# TASK REQUIREMENTS:
The answer must consist of every line below that contains the word "hypophosphatemic".
Top of EXTRACTED DATA
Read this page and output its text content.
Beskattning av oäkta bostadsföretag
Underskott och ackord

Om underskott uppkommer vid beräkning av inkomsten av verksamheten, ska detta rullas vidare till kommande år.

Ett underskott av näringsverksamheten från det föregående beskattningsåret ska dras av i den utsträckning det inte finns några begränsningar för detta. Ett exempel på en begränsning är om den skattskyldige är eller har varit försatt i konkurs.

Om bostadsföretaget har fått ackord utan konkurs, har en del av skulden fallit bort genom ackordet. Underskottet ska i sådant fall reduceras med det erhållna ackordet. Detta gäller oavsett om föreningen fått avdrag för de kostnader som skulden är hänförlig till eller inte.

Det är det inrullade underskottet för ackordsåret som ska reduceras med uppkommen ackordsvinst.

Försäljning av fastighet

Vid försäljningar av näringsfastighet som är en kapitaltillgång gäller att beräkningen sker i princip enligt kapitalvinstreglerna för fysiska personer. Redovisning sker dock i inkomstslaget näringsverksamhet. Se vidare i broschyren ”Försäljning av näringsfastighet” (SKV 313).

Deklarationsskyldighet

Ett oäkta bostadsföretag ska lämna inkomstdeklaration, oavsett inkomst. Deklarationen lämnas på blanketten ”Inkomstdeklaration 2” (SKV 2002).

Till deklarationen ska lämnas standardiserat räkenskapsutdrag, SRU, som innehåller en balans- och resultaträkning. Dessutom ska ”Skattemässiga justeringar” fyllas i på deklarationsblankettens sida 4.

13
Bottom of EXTRACTED DATA
Top of EXTRACTED DATA
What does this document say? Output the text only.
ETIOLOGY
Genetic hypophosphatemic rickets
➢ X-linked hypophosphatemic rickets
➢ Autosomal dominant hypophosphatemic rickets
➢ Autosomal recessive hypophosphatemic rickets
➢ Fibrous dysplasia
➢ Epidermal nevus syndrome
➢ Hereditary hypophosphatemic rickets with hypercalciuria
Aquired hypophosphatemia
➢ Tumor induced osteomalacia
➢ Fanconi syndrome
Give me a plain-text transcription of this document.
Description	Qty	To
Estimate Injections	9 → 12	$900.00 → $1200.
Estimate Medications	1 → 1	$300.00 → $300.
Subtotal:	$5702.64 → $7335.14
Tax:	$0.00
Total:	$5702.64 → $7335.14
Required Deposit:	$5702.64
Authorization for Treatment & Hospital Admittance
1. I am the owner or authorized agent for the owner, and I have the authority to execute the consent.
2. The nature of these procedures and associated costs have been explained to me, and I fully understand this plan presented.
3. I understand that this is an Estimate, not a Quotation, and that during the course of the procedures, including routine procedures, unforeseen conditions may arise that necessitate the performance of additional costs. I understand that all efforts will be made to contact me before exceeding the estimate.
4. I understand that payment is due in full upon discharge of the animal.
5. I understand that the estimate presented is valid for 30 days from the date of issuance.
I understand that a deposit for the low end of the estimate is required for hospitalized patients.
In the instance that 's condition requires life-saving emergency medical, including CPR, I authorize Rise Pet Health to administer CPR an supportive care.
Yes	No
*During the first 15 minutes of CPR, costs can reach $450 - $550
Bottom of EXTRACTED DATA
# RESPONSE AREA:
Genetic hypophosphatemic rickets
➢ X-linked hypophosphatemic rickets
➢ Autosomal dominant hypophosphatemic rickets
➢ Autosomal recessive hypophosphatemic rickets
➢ Hereditary hypophosphatemic rickets with hypercalciuria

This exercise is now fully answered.